■ **What is expected**: Lines before the one containing "Read out every word on this page." are excluded; retype that line and all remaining lines of the material exactly.

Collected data
════════════════

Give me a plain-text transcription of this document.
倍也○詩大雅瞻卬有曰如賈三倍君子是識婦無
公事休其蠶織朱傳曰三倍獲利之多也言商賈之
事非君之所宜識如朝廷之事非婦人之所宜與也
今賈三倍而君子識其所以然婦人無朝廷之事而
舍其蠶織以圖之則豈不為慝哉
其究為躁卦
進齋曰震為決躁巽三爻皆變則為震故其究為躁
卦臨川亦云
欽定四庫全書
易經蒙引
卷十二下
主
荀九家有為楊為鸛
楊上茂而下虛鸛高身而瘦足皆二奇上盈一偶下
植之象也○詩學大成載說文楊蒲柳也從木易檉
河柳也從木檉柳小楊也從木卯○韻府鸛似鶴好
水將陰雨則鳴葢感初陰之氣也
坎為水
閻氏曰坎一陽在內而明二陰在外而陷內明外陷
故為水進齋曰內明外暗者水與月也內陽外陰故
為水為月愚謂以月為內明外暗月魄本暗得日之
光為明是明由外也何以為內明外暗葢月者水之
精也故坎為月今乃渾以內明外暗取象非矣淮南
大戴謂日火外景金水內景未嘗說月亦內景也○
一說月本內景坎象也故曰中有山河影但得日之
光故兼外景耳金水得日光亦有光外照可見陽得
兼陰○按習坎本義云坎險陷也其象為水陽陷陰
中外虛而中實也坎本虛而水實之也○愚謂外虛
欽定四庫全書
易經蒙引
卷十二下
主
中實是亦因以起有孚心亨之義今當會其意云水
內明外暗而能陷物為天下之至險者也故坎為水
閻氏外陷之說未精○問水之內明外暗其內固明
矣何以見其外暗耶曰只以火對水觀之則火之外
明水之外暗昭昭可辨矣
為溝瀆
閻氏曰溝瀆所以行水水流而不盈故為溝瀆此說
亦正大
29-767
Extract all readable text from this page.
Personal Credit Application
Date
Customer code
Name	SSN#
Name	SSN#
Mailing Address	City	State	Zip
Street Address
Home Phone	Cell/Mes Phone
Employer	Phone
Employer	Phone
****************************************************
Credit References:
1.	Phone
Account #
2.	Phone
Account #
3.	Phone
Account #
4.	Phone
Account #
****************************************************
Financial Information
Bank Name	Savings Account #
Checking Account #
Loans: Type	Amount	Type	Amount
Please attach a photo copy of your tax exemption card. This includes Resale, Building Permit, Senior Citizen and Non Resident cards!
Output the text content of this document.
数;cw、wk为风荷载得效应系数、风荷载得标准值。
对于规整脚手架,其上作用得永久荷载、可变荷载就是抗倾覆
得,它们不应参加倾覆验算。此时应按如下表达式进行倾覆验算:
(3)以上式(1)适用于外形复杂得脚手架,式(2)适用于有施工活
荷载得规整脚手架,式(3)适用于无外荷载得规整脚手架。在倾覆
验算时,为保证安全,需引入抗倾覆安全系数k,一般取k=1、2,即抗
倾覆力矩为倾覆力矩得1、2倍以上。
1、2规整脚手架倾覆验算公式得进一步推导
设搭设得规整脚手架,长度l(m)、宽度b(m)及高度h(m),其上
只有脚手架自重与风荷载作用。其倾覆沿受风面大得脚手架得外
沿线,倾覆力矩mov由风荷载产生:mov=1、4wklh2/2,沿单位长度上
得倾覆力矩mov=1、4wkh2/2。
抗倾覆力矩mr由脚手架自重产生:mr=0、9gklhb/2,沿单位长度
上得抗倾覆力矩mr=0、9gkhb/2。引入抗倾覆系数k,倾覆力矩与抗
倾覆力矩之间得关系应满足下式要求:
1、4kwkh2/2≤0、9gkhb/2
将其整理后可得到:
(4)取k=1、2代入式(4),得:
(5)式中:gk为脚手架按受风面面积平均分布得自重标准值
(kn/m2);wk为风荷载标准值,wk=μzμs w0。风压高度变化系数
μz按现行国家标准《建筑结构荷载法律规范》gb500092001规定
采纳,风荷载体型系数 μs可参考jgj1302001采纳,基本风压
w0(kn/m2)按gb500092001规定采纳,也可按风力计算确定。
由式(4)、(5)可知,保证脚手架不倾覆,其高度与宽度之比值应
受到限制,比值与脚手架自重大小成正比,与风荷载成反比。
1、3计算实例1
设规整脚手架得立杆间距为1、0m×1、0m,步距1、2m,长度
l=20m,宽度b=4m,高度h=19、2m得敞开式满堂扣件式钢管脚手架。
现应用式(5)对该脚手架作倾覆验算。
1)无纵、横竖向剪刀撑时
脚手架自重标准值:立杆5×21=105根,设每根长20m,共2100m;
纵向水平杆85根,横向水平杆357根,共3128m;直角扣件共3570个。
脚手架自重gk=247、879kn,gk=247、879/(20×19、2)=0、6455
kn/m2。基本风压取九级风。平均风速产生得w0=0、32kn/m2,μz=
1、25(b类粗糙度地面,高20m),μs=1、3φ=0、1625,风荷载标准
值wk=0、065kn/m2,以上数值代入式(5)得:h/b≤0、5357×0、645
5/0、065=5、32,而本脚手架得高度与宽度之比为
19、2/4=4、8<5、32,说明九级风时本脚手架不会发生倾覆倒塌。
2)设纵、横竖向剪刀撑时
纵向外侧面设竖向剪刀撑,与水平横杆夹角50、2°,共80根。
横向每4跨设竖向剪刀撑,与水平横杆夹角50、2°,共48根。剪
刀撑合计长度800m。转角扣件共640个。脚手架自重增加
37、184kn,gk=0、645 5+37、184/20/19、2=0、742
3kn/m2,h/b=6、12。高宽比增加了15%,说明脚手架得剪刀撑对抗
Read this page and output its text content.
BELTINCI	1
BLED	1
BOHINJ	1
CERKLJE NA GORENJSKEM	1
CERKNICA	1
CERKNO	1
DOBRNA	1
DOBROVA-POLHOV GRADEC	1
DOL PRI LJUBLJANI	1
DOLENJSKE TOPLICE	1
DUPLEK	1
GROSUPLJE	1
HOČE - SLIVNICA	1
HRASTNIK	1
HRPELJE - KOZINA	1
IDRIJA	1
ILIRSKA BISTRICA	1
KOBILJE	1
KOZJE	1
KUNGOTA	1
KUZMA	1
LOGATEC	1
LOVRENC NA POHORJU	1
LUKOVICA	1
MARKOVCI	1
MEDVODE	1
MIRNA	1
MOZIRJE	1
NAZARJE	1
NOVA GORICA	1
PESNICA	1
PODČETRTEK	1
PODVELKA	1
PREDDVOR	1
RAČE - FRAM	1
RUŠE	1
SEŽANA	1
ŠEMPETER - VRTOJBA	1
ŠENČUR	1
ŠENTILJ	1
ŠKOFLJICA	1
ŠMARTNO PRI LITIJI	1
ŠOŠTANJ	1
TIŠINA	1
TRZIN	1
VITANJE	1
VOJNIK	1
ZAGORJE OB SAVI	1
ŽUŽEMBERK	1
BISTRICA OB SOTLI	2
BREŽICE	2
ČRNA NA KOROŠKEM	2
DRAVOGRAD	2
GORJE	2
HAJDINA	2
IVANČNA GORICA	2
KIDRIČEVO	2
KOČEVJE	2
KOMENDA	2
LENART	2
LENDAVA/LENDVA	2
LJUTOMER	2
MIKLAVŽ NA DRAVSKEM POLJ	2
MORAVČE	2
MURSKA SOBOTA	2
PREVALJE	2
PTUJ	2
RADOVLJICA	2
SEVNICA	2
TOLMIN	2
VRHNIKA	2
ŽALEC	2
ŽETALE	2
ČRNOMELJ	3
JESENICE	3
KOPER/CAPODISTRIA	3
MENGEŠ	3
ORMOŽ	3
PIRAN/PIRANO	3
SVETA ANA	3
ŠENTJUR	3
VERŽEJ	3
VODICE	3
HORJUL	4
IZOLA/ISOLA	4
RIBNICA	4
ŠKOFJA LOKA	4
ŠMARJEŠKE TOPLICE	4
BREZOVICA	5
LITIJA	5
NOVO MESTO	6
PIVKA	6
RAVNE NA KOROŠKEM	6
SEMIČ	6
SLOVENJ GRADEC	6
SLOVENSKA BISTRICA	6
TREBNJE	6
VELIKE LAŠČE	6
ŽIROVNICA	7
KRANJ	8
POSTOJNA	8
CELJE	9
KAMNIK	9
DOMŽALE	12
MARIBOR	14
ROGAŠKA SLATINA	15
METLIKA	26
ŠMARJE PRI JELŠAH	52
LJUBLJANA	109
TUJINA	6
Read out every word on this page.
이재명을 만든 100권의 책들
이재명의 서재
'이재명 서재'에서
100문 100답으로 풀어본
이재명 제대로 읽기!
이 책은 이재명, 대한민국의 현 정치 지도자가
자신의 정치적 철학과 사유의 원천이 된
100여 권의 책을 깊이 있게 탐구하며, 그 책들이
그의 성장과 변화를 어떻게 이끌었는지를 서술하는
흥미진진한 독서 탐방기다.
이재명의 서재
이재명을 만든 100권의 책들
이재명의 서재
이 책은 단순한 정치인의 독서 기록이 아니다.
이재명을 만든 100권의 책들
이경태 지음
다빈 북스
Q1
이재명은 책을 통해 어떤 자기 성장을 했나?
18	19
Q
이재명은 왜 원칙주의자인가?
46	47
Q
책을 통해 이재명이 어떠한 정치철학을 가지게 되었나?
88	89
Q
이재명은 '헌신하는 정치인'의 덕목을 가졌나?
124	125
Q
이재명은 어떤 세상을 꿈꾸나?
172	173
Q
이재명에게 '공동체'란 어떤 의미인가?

════════════════

■ **Exercise solution**:
Read out every word on this page.
이재명을 만든 100권의 책들
이재명의 서재
'이재명 서재'에서
100문 100답으로 풀어본
이재명 제대로 읽기!
이 책은 이재명, 대한민국의 현 정치 지도자가
자신의 정치적 철학과 사유의 원천이 된
100여 권의 책을 깊이 있게 탐구하며, 그 책들이
그의 성장과 변화를 어떻게 이끌었는지를 서술하는
흥미진진한 독서 탐방기다.
이재명의 서재
이재명을 만든 100권의 책들
이재명의 서재
이 책은 단순한 정치인의 독서 기록이 아니다.
이재명을 만든 100권의 책들
이경태 지음
다빈 북스
Q1
이재명은 책을 통해 어떤 자기 성장을 했나?
18	19
Q
이재명은 왜 원칙주의자인가?
46	47
Q
책을 통해 이재명이 어떠한 정치철학을 가지게 되었나?
88	89
Q
이재명은 '헌신하는 정치인'의 덕목을 가졌나?
124	125
Q
이재명은 어떤 세상을 꿈꾸나?
172	173
Q
이재명에게 '공동체'란 어떤 의미인가?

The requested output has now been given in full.